INSTRUCTION :: Reproduce the listing word for word, leaving every picture behind.

STORED DATA ::

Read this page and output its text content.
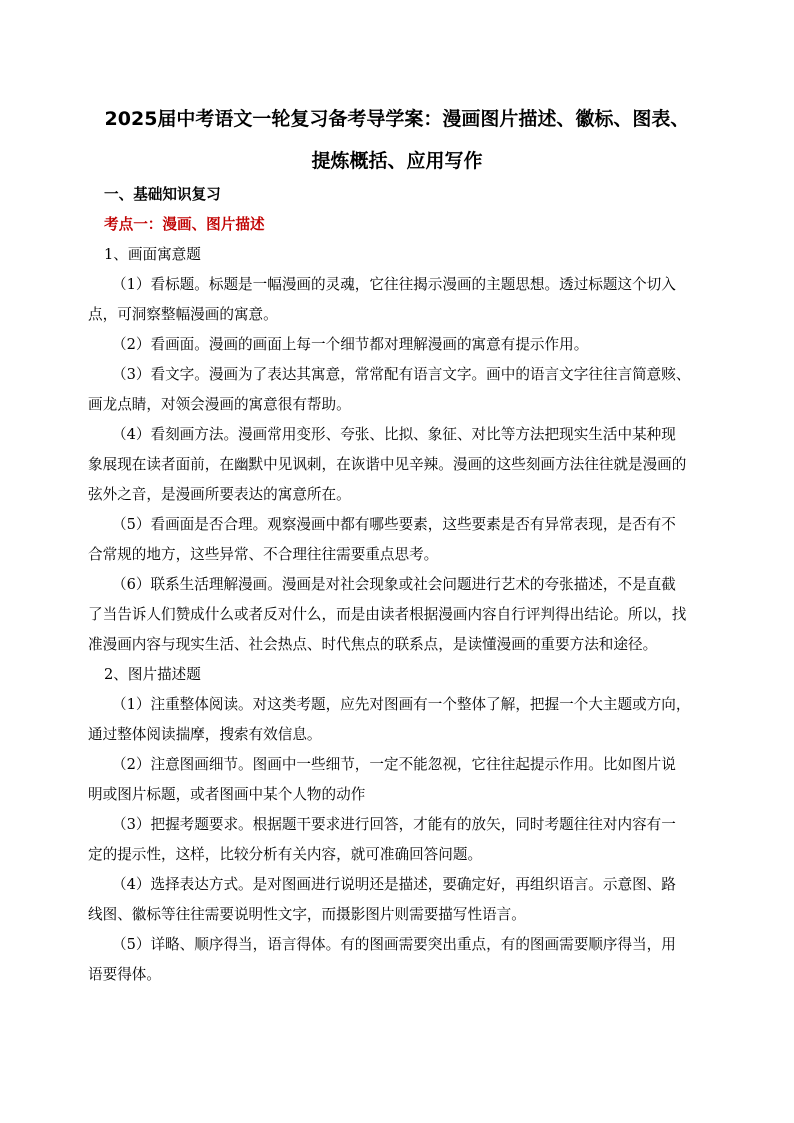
2025届中考语文一轮复习备考导学案：漫画图片描述、徽标、图表、
提炼概括、应用写作
一、基础知识复习
考点一：漫画、图片描述
1、画面寓意题
（1）看标题。标题是一幅漫画的灵魂，它往往揭示漫画的主题思想。透过标题这个切入
点，可洞察整幅漫画的寓意。
（2）看画面。漫画的画面上每一个细节都对理解漫画的寓意有提示作用。
（3）看文字。漫画为了表达其寓意，常常配有语言文字。画中的语言文字往往言简意赅、
画龙点睛，对领会漫画的寓意很有帮助。
（4）看刻画方法。漫画常用变形、夸张、比拟、象征、对比等方法把现实生活中某种现
象展现在读者面前，在幽默中见讽刺，在诙谐中见辛辣。漫画的这些刻画方法往往就是漫画的
弦外之音，是漫画所要表达的寓意所在。
（5）看画面是否合理。观察漫画中都有哪些要素，这些要素是否有异常表现，是否有不
合常规的地方，这些异常、不合理往往需要重点思考。
（6）联系生活理解漫画。漫画是对社会现象或社会问题进行艺术的夸张描述，不是直截
了当告诉人们赞成什么或者反对什么，而是由读者根据漫画内容自行评判得出结论。所以，找
准漫画内容与现实生活、社会热点、时代焦点的联系点，是读懂漫画的重要方法和途径。
2、图片描述题
（1）注重整体阅读。对这类考题，应先对图画有一个整体了解，把握一个大主题或方向，
通过整体阅读揣摩，搜索有效信息。
（2）注意图画细节。图画中一些细节，一定不能忽视，它往往起提示作用。比如图片说
明或图片标题，或者图画中某个人物的动作
（3）把握考题要求。根据题干要求进行回答，才能有的放矢，同时考题往往对内容有一
定的提示性，这样，比较分析有关内容，就可准确回答问题。
（4）选择表达方式。是对图画进行说明还是描述，要确定好，再组织语言。示意图、路
线图、徽标等往往需要说明性文字，而摄影图片则需要描写性语言。
（5）详略、顺序得当，语言得体。有的图画需要突出重点，有的图画需要顺序得当，用
语要得体。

CORRECT ANSWER ::
Read this page and output its text content.
2025届中考语文一轮复习备考导学案：漫画图片描述、徽标、图表、
提炼概括、应用写作
一、基础知识复习
考点一：漫画、图片描述
1、画面寓意题
（1）看标题。标题是一幅漫画的灵魂，它往往揭示漫画的主题思想。透过标题这个切入
点，可洞察整幅漫画的寓意。
（2）看画面。漫画的画面上每一个细节都对理解漫画的寓意有提示作用。
（3）看文字。漫画为了表达其寓意，常常配有语言文字。画中的语言文字往往言简意赅、
画龙点睛，对领会漫画的寓意很有帮助。
（4）看刻画方法。漫画常用变形、夸张、比拟、象征、对比等方法把现实生活中某种现
象展现在读者面前，在幽默中见讽刺，在诙谐中见辛辣。漫画的这些刻画方法往往就是漫画的
弦外之音，是漫画所要表达的寓意所在。
（5）看画面是否合理。观察漫画中都有哪些要素，这些要素是否有异常表现，是否有不
合常规的地方，这些异常、不合理往往需要重点思考。
（6）联系生活理解漫画。漫画是对社会现象或社会问题进行艺术的夸张描述，不是直截
了当告诉人们赞成什么或者反对什么，而是由读者根据漫画内容自行评判得出结论。所以，找
准漫画内容与现实生活、社会热点、时代焦点的联系点，是读懂漫画的重要方法和途径。
2、图片描述题
（1）注重整体阅读。对这类考题，应先对图画有一个整体了解，把握一个大主题或方向，
通过整体阅读揣摩，搜索有效信息。
（2）注意图画细节。图画中一些细节，一定不能忽视，它往往起提示作用。比如图片说
明或图片标题，或者图画中某个人物的动作
（3）把握考题要求。根据题干要求进行回答，才能有的放矢，同时考题往往对内容有一
定的提示性，这样，比较分析有关内容，就可准确回答问题。
（4）选择表达方式。是对图画进行说明还是描述，要确定好，再组织语言。示意图、路
线图、徽标等往往需要说明性文字，而摄影图片则需要描写性语言。
（5）详略、顺序得当，语言得体。有的图画需要突出重点，有的图画需要顺序得当，用
语要得体。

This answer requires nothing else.